= Task objective =
Check every line of the data below for the string "underside", and copy the ones that hold it.

= Input for this task =
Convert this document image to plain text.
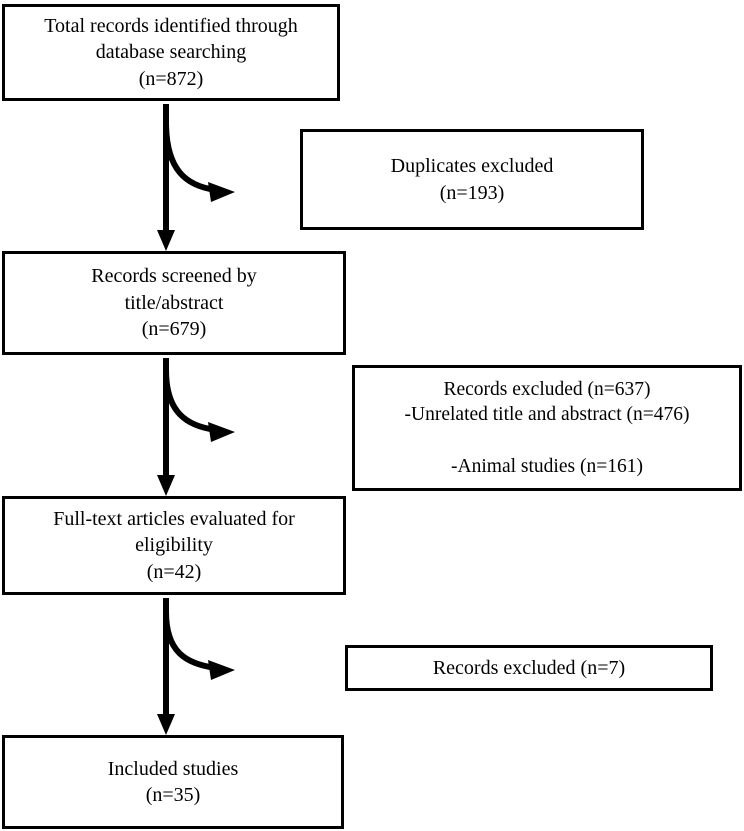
Total records identified through
database searching
(n=872)
Duplicates excluded
(n=193)
Records screened by
title/abstract
(n=679)
Records excluded (n=637)
-Unrelated title and abstract (n=476)

-Animal studies (n=161)
Full-text articles evaluated for
eligibility
(n=42)
Records excluded (n=7)
Included studies
(n=35)
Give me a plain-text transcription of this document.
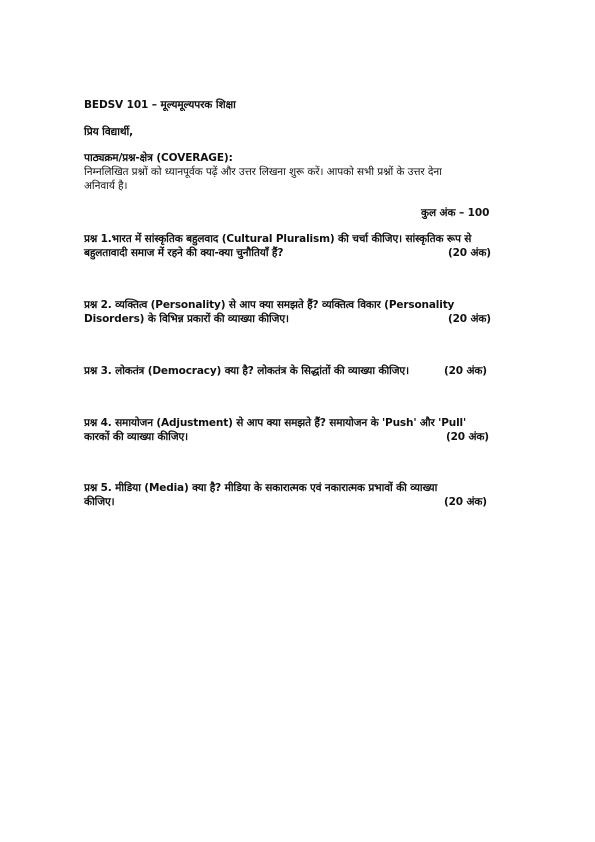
BEDSV 101 – मूल्यमूल्यपरक शिक्षा
प्रिय विद्यार्थी,
पाठ्यक्रम/प्रश्न-क्षेत्र (COVERAGE):
निम्नलिखित प्रश्नों को ध्यानपूर्वक पढ़ें और उत्तर लिखना शुरू करें। आपको सभी प्रश्नों के उत्तर देना
अनिवार्य है।
कुल अंक – 100
प्रश्न 1.भारत में सांस्कृतिक बहुलवाद (Cultural Pluralism) की चर्चा कीजिए। सांस्कृतिक रूप से
बहुलतावादी समाज में रहने की क्या-क्या चुनौतियाँ हैं?	(20 अंक)
प्रश्न 2. व्यक्तित्व (Personality) से आप क्या समझते हैं? व्यक्तित्व विकार (Personality
Disorders) के विभिन्न प्रकारों की व्याख्या कीजिए।	(20 अंक)
प्रश्न 3. लोकतंत्र (Democracy) क्या है? लोकतंत्र के सिद्धांतों की व्याख्या कीजिए।	(20 अंक)
प्रश्न 4. समायोजन (Adjustment) से आप क्या समझते हैं? समायोजन के 'Push' और 'Pull'
कारकों की व्याख्या कीजिए।	(20 अंक)
प्रश्न 5. मीडिया (Media) क्या है? मीडिया के सकारात्मक एवं नकारात्मक प्रभावों की व्याख्या
कीजिए।	(20 अंक)
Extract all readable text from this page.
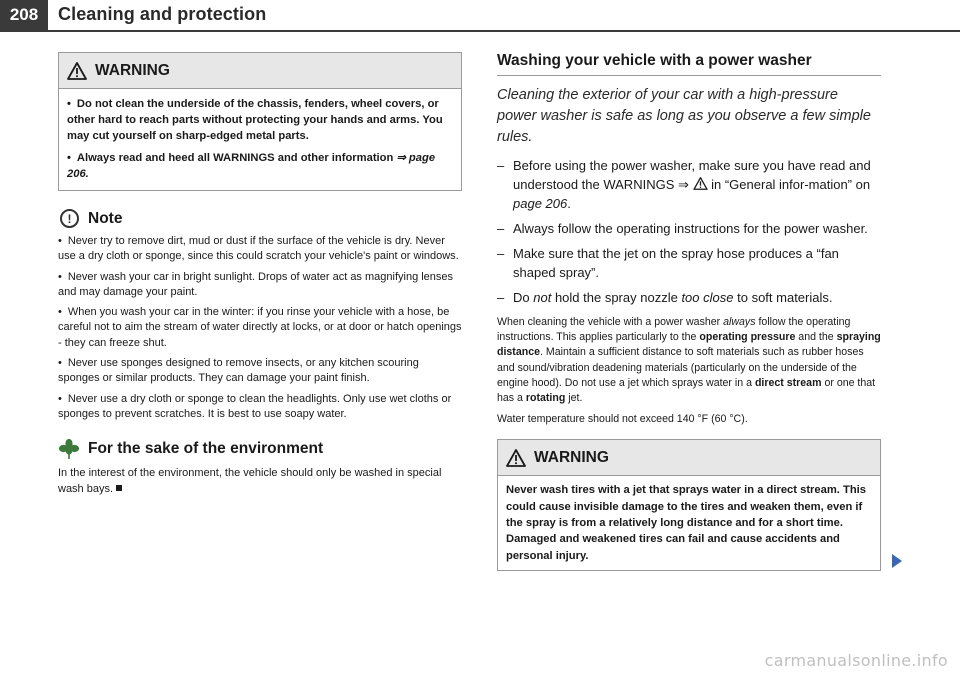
208	Cleaning and protection
WARNING

• Do not clean the underside of the chassis, fenders, wheel covers, or other hard to reach parts without protecting your hands and arms. You may cut yourself on sharp-edged metal parts.

• Always read and heed all WARNINGS and other information ⇒ page 206.

!	Note

• Never try to remove dirt, mud or dust if the surface of the vehicle is dry. Never use a dry cloth or sponge, since this could scratch your vehicle's paint or windows.

• Never wash your car in bright sunlight. Drops of water act as magnifying lenses and may damage your paint.

• When you wash your car in the winter: if you rinse your vehicle with a hose, be careful not to aim the stream of water directly at locks, or at door or hatch openings - they can freeze shut.

• Never use sponges designed to remove insects, or any kitchen scouring sponges or similar products. They can damage your paint finish.

• Never use a dry cloth or sponge to clean the headlights. Only use wet cloths or sponges to prevent scratches. It is best to use soapy water.

For the sake of the environment
In the interest of the environment, the vehicle should only be washed in special wash bays.
Washing your vehicle with a power washer
Cleaning the exterior of your car with a high-pressure power washer is safe as long as you observe a few simple rules.
– Before using the power washer, make sure you have read and understood the WARNINGS ⇒ in “General infor-mation” on page 206.
– Always follow the operating instructions for the power washer.
– Make sure that the jet on the spray hose produces a “fan shaped spray”.
– Do not hold the spray nozzle too close to soft materials.

When cleaning the vehicle with a power washer always follow the operating instructions. This applies particularly to the operating pressure and the spraying distance. Maintain a sufficient distance to soft materials such as rubber hoses and sound/vibration deadening materials (particularly on the underside of the engine hood). Do not use a jet which sprays water in a direct stream or one that has a rotating jet.

Water temperature should not exceed 140 °F (60 °C).

WARNING
Never wash tires with a jet that sprays water in a direct stream. This could cause invisible damage to the tires and weaken them, even if the spray is from a relatively long distance and for a short time. Damaged and weakened tires can fail and cause accidents and personal injury.
carmanualsonline.info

= Result of this exercise =
• Do not clean the underside of the chassis, fenders, wheel covers, or other hard to reach parts without protecting your hands and arms. You may cut yourself on sharp-edged metal parts.
When cleaning the vehicle with a power washer always follow the operating instructions. This applies particularly to the operating pressure and the spraying distance. Maintain a sufficient distance to soft materials such as rubber hoses and sound/vibration deadening materials (particularly on the underside of the engine hood). Do not use a jet which sprays water in a direct stream or one that has a rotating jet.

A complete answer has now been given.